**Extracted data**.
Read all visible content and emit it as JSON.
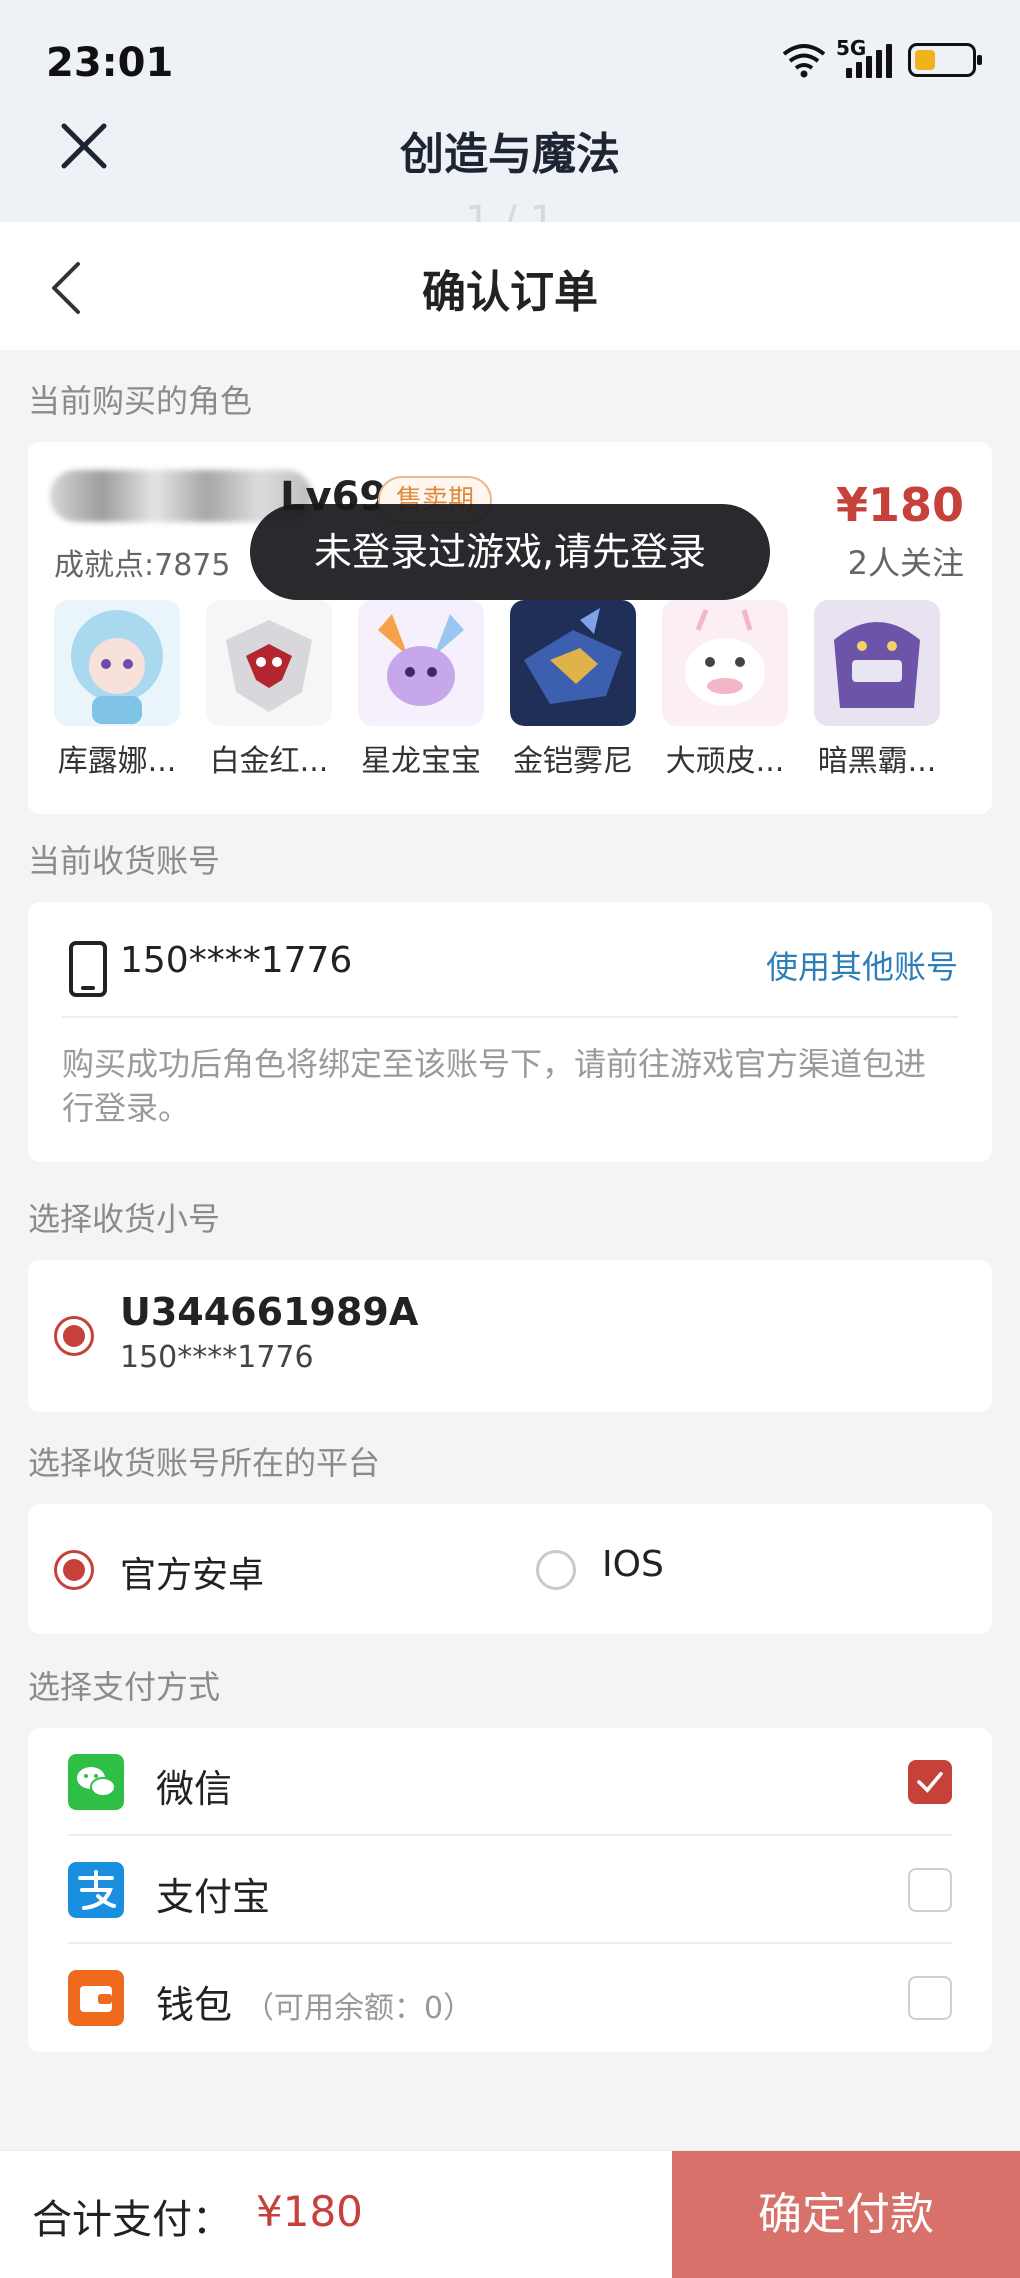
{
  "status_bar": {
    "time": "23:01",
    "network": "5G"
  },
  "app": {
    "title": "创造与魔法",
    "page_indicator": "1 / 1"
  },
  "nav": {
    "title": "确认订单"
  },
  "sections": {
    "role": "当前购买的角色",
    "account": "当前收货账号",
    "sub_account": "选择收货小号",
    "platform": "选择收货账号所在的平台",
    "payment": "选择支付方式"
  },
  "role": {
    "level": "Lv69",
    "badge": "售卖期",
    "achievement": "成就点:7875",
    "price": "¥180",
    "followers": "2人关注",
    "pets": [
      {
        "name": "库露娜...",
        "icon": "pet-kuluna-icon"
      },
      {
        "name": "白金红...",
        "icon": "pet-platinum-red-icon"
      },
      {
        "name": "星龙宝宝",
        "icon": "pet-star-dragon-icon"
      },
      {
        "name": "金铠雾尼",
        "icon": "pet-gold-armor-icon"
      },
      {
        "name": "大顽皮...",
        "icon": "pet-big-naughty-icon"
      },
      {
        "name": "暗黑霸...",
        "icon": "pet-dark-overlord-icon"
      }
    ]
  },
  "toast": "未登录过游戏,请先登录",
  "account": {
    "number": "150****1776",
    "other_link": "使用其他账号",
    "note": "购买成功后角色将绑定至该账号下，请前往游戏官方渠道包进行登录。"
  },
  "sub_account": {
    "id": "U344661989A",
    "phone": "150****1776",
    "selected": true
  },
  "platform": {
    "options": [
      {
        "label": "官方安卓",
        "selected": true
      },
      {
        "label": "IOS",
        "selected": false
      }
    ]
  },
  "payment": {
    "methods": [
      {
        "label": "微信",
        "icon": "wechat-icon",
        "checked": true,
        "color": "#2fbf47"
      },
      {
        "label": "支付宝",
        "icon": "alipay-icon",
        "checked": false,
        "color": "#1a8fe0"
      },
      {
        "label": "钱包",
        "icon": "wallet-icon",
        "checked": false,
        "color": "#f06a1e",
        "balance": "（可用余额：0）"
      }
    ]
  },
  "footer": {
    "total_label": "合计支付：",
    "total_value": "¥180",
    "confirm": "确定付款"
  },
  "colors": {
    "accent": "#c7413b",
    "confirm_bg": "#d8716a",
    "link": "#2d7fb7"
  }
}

==

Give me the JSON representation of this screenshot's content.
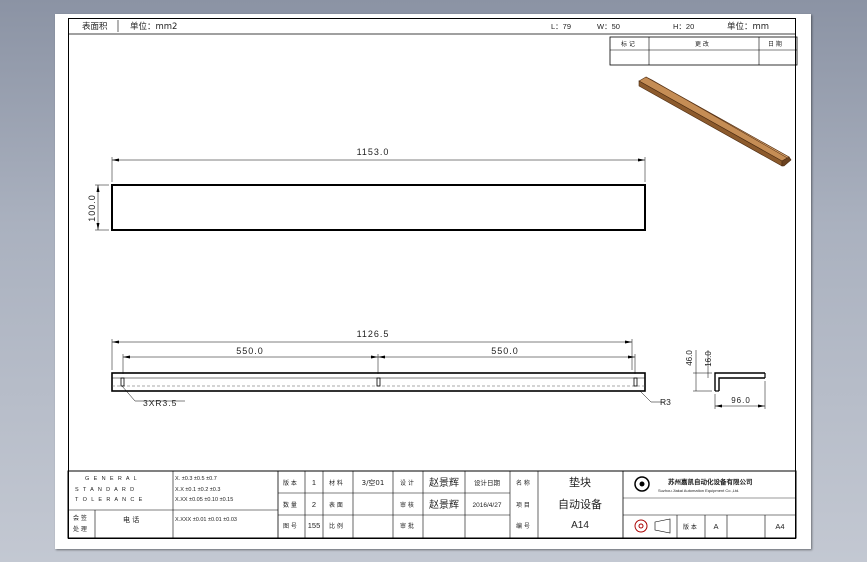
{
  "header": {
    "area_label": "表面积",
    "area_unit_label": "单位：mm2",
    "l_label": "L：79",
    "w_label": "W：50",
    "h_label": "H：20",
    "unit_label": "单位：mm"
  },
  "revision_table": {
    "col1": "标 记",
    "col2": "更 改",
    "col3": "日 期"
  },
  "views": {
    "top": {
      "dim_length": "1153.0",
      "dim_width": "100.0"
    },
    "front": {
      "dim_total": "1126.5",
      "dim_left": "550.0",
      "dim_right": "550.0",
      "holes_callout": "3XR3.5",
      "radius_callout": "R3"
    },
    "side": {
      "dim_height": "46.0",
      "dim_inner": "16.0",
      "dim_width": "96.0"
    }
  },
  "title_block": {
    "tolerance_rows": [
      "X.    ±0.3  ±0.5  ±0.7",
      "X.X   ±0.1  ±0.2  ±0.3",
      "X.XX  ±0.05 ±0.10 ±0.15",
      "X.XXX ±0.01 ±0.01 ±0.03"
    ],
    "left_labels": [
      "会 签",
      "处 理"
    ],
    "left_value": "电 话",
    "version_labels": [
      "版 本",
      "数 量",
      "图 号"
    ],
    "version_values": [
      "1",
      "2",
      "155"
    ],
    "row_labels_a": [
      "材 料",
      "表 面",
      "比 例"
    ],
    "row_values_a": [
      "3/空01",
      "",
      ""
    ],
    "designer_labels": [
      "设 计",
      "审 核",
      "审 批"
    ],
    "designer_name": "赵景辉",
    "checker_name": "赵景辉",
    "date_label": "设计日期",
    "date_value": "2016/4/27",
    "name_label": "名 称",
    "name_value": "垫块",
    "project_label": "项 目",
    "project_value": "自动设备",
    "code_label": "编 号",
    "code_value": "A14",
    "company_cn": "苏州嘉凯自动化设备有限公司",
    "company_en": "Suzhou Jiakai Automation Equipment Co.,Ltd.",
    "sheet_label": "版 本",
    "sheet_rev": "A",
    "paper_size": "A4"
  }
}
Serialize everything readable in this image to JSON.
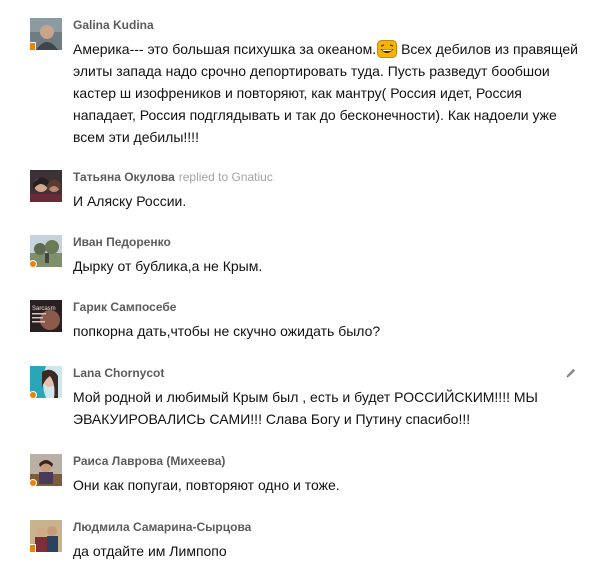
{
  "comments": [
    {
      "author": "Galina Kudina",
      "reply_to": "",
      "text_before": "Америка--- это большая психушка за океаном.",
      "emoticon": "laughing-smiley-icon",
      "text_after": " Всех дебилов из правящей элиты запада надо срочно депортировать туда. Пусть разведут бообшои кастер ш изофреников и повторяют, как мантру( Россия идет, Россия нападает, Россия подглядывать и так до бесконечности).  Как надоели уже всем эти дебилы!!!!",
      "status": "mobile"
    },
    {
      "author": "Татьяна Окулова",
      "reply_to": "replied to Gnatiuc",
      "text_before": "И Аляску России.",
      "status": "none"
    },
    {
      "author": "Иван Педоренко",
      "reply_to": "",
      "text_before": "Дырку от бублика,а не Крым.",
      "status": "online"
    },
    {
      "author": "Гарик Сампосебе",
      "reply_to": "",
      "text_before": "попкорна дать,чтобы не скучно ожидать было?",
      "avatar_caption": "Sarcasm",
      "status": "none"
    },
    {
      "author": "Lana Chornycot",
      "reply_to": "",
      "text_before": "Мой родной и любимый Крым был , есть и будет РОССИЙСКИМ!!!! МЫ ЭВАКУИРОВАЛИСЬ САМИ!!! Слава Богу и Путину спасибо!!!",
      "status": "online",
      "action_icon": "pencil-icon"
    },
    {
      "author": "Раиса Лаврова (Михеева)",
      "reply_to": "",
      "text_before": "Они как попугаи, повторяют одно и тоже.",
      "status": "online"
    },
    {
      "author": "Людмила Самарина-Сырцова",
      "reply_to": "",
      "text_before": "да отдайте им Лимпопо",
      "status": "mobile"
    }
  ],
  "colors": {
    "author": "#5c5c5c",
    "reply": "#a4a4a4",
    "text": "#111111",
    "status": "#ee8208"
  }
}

--

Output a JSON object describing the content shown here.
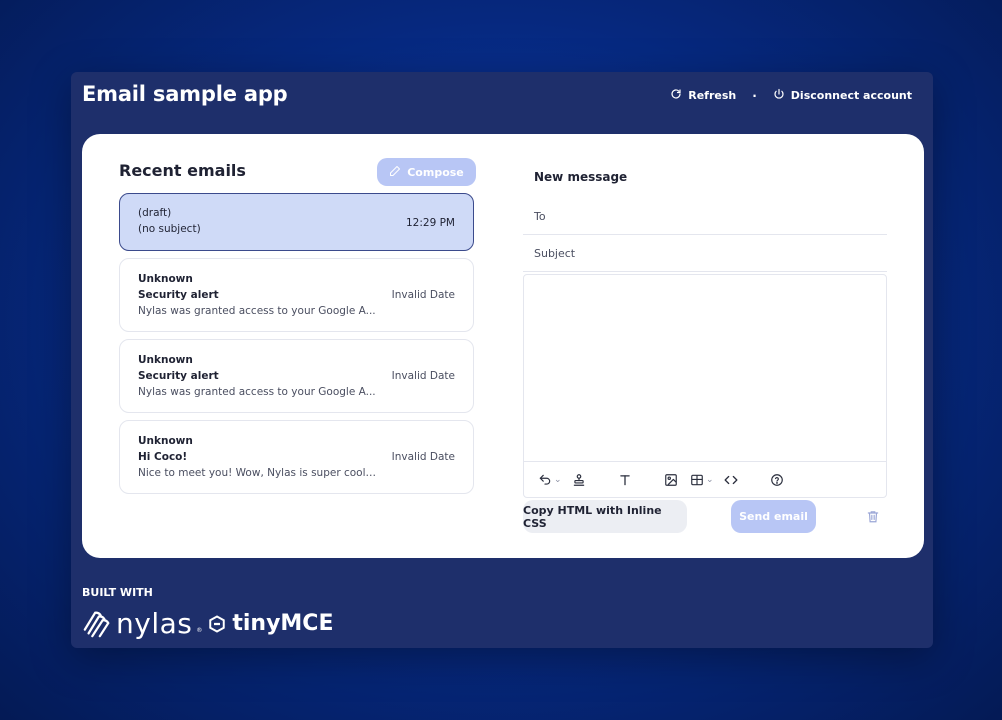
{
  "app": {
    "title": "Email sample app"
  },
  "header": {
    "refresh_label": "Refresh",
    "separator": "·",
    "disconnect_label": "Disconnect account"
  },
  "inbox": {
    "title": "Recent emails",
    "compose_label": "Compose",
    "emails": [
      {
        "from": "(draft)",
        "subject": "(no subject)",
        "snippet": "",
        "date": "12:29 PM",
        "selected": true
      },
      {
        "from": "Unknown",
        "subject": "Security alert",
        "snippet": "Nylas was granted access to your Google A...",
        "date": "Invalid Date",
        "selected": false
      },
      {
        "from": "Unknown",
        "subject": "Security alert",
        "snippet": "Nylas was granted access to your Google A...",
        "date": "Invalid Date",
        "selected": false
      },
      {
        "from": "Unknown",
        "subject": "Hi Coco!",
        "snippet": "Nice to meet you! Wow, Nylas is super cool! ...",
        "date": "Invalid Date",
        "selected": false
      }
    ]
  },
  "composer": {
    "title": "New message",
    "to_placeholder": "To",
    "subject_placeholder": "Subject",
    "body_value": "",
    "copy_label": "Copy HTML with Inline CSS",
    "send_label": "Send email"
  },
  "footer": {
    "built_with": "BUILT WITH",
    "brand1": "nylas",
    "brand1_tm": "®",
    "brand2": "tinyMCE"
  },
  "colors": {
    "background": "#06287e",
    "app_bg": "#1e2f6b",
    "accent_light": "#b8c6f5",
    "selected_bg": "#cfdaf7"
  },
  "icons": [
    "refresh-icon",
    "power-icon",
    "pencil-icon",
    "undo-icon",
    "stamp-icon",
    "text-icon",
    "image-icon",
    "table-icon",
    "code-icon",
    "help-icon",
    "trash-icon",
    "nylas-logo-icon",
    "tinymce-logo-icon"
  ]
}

**Directive**. From the records above, pull out each line that has "true".

**Worked solution**.
    "selected": true
        "selected": true
        "checked": true,
        "selected": true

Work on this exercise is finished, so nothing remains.